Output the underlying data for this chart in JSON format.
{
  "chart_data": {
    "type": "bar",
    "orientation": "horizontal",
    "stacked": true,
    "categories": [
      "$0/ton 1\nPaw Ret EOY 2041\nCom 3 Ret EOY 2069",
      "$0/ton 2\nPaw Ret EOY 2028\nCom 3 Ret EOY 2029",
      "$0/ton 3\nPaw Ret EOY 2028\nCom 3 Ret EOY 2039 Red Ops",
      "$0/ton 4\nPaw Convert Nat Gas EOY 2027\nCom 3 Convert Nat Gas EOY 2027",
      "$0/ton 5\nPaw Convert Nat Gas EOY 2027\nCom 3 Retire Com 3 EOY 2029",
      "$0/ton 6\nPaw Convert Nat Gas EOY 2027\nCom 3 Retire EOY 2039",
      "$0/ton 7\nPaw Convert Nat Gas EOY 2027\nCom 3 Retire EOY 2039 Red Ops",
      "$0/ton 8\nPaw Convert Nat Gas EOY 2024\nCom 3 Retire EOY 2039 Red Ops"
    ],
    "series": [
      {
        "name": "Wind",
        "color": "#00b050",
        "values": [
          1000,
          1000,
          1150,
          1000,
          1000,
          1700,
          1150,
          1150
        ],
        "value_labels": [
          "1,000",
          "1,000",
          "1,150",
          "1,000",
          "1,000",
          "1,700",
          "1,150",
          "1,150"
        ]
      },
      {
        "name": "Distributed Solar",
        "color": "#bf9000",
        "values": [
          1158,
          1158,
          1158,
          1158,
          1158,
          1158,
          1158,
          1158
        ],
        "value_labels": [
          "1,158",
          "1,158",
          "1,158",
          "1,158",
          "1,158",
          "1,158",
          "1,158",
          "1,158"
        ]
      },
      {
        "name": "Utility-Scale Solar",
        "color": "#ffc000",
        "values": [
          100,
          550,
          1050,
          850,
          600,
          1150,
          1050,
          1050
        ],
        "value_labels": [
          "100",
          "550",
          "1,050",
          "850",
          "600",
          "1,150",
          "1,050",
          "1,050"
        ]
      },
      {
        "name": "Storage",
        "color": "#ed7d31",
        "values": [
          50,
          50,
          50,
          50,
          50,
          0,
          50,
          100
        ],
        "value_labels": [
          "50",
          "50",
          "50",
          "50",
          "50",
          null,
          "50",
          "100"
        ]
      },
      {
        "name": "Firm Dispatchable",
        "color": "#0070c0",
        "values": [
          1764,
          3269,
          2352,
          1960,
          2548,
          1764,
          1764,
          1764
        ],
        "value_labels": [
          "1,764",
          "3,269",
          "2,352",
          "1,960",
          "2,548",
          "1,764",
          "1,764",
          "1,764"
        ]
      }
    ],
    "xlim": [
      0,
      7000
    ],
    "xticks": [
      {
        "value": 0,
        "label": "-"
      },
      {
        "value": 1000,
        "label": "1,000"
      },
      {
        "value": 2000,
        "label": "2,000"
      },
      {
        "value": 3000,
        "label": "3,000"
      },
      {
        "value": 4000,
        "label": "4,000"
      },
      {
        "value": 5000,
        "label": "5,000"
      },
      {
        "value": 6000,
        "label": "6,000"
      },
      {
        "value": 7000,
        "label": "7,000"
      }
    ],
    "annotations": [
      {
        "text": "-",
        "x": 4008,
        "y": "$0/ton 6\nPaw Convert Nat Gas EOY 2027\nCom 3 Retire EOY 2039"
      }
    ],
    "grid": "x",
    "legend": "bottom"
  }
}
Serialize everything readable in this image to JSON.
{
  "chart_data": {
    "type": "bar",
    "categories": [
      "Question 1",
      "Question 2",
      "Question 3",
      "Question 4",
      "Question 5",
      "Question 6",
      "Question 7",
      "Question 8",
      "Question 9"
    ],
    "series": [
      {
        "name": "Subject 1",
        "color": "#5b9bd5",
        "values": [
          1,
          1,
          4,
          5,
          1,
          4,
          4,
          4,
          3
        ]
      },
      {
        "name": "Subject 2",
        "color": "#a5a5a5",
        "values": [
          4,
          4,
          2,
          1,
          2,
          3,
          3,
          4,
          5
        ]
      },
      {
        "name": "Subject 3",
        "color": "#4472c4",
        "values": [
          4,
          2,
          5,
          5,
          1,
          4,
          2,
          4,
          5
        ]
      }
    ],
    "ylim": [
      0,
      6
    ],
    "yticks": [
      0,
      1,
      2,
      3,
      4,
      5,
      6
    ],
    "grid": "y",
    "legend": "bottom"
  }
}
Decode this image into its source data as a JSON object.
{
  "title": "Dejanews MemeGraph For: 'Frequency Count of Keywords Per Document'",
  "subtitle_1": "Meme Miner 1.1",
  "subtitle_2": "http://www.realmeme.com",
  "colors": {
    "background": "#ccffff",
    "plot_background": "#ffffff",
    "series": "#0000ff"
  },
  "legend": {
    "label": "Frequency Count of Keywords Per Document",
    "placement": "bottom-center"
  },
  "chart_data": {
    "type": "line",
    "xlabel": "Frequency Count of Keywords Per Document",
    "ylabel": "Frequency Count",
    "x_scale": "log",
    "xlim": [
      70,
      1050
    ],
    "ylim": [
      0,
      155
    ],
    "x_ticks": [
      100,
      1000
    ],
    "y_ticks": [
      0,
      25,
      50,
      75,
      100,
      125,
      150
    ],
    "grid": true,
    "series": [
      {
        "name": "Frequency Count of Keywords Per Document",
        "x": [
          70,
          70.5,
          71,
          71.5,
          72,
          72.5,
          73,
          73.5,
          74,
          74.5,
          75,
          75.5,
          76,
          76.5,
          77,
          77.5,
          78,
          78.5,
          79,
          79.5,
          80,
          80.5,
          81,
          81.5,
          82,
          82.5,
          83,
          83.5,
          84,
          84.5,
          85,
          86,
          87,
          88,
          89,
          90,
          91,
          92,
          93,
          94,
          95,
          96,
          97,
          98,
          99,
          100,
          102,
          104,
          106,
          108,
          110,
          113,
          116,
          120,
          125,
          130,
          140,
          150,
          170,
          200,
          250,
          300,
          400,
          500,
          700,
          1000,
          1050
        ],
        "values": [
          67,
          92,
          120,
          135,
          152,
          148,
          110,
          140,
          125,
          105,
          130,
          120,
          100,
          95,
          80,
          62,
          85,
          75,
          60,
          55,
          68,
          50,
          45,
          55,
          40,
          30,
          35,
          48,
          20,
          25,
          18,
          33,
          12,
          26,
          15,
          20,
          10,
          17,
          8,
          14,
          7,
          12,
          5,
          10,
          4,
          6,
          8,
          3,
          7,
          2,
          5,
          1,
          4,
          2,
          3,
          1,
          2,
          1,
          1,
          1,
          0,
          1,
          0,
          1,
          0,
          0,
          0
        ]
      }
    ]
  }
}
_ _ _
Show the lines of the material that contain the word "this".

Output the underlying data for this chart in JSON format.
Serialize everything readable in this image to JSON.
Decode this image into its source data as a JSON object.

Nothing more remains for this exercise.